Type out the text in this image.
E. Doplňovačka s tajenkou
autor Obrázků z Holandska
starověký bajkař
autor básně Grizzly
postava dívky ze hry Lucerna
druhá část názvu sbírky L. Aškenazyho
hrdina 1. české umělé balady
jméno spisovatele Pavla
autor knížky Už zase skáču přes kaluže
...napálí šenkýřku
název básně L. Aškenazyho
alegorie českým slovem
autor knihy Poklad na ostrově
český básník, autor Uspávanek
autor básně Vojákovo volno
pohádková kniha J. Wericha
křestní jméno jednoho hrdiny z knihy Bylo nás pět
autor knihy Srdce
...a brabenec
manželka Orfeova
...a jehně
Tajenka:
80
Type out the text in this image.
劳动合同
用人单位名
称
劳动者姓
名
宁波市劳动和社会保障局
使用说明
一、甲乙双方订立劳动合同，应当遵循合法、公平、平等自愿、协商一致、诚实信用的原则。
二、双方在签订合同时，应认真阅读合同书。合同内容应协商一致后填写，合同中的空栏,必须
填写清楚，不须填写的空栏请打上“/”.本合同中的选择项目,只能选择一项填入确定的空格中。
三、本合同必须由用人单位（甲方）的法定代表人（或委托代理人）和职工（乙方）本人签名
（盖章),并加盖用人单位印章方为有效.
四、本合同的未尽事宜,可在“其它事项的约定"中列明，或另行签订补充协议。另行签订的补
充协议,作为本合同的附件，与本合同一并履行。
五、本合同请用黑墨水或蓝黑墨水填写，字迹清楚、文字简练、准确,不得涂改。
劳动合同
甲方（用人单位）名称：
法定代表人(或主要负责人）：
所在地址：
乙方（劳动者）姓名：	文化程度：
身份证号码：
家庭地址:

****************

-- EXERCISE INSTRUCTIONS --
Scan the listing above for the word "jméno" and show each line where it is found.

-- OUTPUT BELOW --
jméno spisovatele Pavla
křestní jméno jednoho hrdiny z knihy Bylo nás pět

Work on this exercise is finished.